Collection entries:
■ ■ ■ ■ ■ ■ ■
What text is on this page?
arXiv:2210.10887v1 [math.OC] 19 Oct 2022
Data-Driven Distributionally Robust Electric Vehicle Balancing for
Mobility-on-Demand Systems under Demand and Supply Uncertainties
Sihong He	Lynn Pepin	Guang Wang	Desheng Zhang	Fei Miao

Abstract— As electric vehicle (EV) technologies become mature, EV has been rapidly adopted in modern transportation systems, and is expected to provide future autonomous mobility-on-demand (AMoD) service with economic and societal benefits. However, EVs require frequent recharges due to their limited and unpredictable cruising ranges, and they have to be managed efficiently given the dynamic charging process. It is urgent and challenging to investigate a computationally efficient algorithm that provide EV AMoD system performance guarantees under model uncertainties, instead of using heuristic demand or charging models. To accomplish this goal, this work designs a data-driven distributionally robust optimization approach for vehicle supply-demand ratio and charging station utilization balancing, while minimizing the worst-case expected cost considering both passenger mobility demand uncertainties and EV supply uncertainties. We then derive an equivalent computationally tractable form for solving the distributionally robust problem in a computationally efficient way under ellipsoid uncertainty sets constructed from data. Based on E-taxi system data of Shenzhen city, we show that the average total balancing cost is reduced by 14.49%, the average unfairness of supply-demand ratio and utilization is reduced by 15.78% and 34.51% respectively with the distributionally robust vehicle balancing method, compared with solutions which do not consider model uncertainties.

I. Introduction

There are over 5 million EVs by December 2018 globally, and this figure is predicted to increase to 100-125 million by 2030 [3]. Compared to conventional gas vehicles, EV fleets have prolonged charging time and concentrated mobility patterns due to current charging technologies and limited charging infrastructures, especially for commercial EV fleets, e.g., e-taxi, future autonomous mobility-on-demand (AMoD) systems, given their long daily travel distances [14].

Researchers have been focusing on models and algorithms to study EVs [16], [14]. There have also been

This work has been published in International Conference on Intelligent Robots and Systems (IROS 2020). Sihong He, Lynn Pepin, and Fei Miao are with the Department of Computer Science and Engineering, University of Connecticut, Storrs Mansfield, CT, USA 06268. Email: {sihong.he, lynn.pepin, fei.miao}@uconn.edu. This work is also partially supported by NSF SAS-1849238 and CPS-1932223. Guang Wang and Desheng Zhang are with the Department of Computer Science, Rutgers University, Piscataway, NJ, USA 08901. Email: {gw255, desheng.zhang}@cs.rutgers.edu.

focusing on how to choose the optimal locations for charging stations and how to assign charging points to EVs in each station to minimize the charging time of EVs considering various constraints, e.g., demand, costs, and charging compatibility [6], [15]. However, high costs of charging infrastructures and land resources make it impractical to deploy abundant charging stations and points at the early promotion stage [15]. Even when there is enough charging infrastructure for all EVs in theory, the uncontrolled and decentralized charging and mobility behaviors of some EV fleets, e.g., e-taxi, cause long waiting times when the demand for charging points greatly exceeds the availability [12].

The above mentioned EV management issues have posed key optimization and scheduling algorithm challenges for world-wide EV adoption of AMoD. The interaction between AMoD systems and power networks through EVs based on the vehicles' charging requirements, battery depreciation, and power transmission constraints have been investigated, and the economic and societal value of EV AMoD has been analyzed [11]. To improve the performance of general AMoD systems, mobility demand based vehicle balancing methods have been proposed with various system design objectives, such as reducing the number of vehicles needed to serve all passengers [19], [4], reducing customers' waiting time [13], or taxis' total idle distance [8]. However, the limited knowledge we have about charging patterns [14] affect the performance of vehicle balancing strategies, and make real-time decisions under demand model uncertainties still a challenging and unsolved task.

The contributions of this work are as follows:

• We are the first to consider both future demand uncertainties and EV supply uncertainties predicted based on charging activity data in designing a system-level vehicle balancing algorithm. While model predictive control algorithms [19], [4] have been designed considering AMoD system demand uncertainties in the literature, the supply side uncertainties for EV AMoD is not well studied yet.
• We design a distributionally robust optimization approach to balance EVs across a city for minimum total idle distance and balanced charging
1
■ ■ ■ ■ ■ ■ ■
### Problem description:
Retype all of the entries precisely as they are.

### Output below:
What text is on this page?
arXiv:2210.10887v1 [math.OC] 19 Oct 2022
Data-Driven Distributionally Robust Electric Vehicle Balancing for
Mobility-on-Demand Systems under Demand and Supply Uncertainties
Sihong He	Lynn Pepin	Guang Wang	Desheng Zhang	Fei Miao

Abstract— As electric vehicle (EV) technologies become mature, EV has been rapidly adopted in modern transportation systems, and is expected to provide future autonomous mobility-on-demand (AMoD) service with economic and societal benefits. However, EVs require frequent recharges due to their limited and unpredictable cruising ranges, and they have to be managed efficiently given the dynamic charging process. It is urgent and challenging to investigate a computationally efficient algorithm that provide EV AMoD system performance guarantees under model uncertainties, instead of using heuristic demand or charging models. To accomplish this goal, this work designs a data-driven distributionally robust optimization approach for vehicle supply-demand ratio and charging station utilization balancing, while minimizing the worst-case expected cost considering both passenger mobility demand uncertainties and EV supply uncertainties. We then derive an equivalent computationally tractable form for solving the distributionally robust problem in a computationally efficient way under ellipsoid uncertainty sets constructed from data. Based on E-taxi system data of Shenzhen city, we show that the average total balancing cost is reduced by 14.49%, the average unfairness of supply-demand ratio and utilization is reduced by 15.78% and 34.51% respectively with the distributionally robust vehicle balancing method, compared with solutions which do not consider model uncertainties.

I. Introduction

There are over 5 million EVs by December 2018 globally, and this figure is predicted to increase to 100-125 million by 2030 [3]. Compared to conventional gas vehicles, EV fleets have prolonged charging time and concentrated mobility patterns due to current charging technologies and limited charging infrastructures, especially for commercial EV fleets, e.g., e-taxi, future autonomous mobility-on-demand (AMoD) systems, given their long daily travel distances [14].

Researchers have been focusing on models and algorithms to study EVs [16], [14]. There have also been

This work has been published in International Conference on Intelligent Robots and Systems (IROS 2020). Sihong He, Lynn Pepin, and Fei Miao are with the Department of Computer Science and Engineering, University of Connecticut, Storrs Mansfield, CT, USA 06268. Email: {sihong.he, lynn.pepin, fei.miao}@uconn.edu. This work is also partially supported by NSF SAS-1849238 and CPS-1932223. Guang Wang and Desheng Zhang are with the Department of Computer Science, Rutgers University, Piscataway, NJ, USA 08901. Email: {gw255, desheng.zhang}@cs.rutgers.edu.

focusing on how to choose the optimal locations for charging stations and how to assign charging points to EVs in each station to minimize the charging time of EVs considering various constraints, e.g., demand, costs, and charging compatibility [6], [15]. However, high costs of charging infrastructures and land resources make it impractical to deploy abundant charging stations and points at the early promotion stage [15]. Even when there is enough charging infrastructure for all EVs in theory, the uncontrolled and decentralized charging and mobility behaviors of some EV fleets, e.g., e-taxi, cause long waiting times when the demand for charging points greatly exceeds the availability [12].

The above mentioned EV management issues have posed key optimization and scheduling algorithm challenges for world-wide EV adoption of AMoD. The interaction between AMoD systems and power networks through EVs based on the vehicles' charging requirements, battery depreciation, and power transmission constraints have been investigated, and the economic and societal value of EV AMoD has been analyzed [11]. To improve the performance of general AMoD systems, mobility demand based vehicle balancing methods have been proposed with various system design objectives, such as reducing the number of vehicles needed to serve all passengers [19], [4], reducing customers' waiting time [13], or taxis' total idle distance [8]. However, the limited knowledge we have about charging patterns [14] affect the performance of vehicle balancing strategies, and make real-time decisions under demand model uncertainties still a challenging and unsolved task.

The contributions of this work are as follows:

• We are the first to consider both future demand uncertainties and EV supply uncertainties predicted based on charging activity data in designing a system-level vehicle balancing algorithm. While model predictive control algorithms [19], [4] have been designed considering AMoD system demand uncertainties in the literature, the supply side uncertainties for EV AMoD is not well studied yet.
• We design a distributionally robust optimization approach to balance EVs across a city for minimum total idle distance and balanced charging
1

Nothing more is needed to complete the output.